Challenge:
For each line in the data below that holds "деятельность", return a copy.
************
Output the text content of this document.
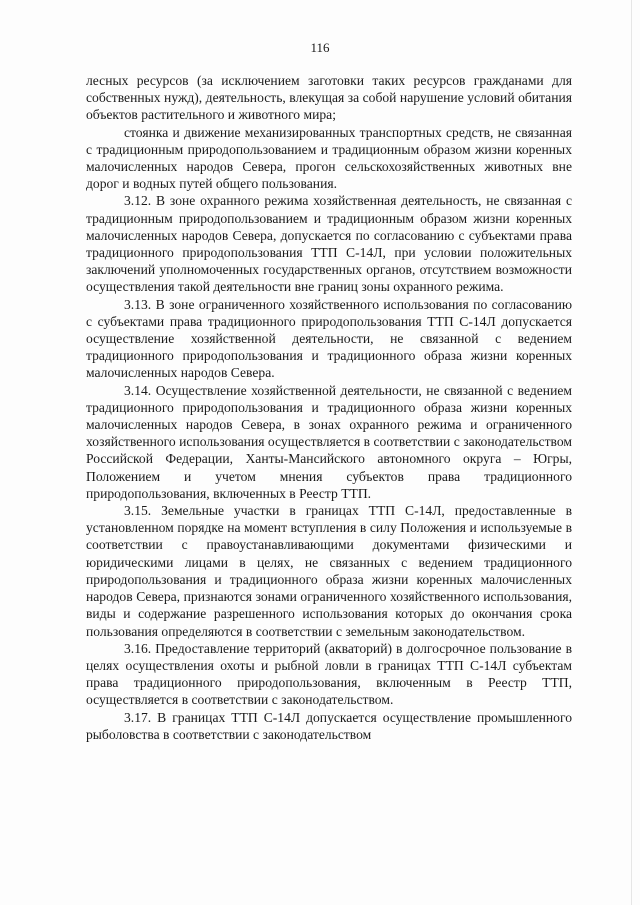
116

лесных ресурсов (за исключением заготовки таких ресурсов гражданами для собственных нужд), деятельность, влекущая за собой нарушение условий обитания объектов растительного и животного мира;

стоянка и движение механизированных транспортных средств, не связанная с традиционным природопользованием и традиционным образом жизни коренных малочисленных народов Севера, прогон сельскохозяйственных животных вне дорог и водных путей общего пользования.

3.12. В зоне охранного режима хозяйственная деятельность, не связанная с традиционным природопользованием и традиционным образом жизни коренных малочисленных народов Севера, допускается по согласованию с субъектами права традиционного природопользования ТТП С-14Л, при условии положительных заключений уполномоченных государственных органов, отсутствием возможности осуществления такой деятельности вне границ зоны охранного режима.

3.13. В зоне ограниченного хозяйственного использования по согласованию с субъектами права традиционного природопользования ТТП С-14Л допускается осуществление хозяйственной деятельности, не связанной с ведением традиционного природопользования и традиционного образа жизни коренных малочисленных народов Севера.

3.14. Осуществление хозяйственной деятельности, не связанной с ведением традиционного природопользования и традиционного образа жизни коренных малочисленных народов Севера, в зонах охранного режима и ограниченного хозяйственного использования осуществляется в соответствии с законодательством Российской Федерации, Ханты-Мансийского автономного округа – Югры, Положением и учетом мнения субъектов права традиционного природопользования, включенных в Реестр ТТП.

3.15. Земельные участки в границах ТТП С-14Л, предоставленные в установленном порядке на момент вступления в силу Положения и используемые в соответствии с правоустанавливающими документами физическими и юридическими лицами в целях, не связанных с ведением традиционного природопользования и традиционного образа жизни коренных малочисленных народов Севера, признаются зонами ограниченного хозяйственного использования, виды и содержание разрешенного использования которых до окончания срока пользования определяются в соответствии с земельным законодательством.

3.16. Предоставление территорий (акваторий) в долгосрочное пользование в целях осуществления охоты и рыбной ловли в границах ТТП С-14Л субъектам права традиционного природопользования, включенным в Реестр ТТП, осуществляется в соответствии с законодательством.

3.17. В границах ТТП С-14Л допускается осуществление промышленного рыболовства в соответствии с законодательством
************
Task answer:
лесных ресурсов (за исключением заготовки таких ресурсов гражданами для собственных нужд), деятельность, влекущая за собой нарушение условий обитания объектов растительного и животного мира;
3.12. В зоне охранного режима хозяйственная деятельность, не связанная с традиционным природопользованием и традиционным образом жизни коренных малочисленных народов Севера, допускается по согласованию с субъектами права традиционного природопользования ТТП С-14Л, при условии положительных заключений уполномоченных государственных органов, отсутствием возможности осуществления такой деятельности вне границ зоны охранного режима.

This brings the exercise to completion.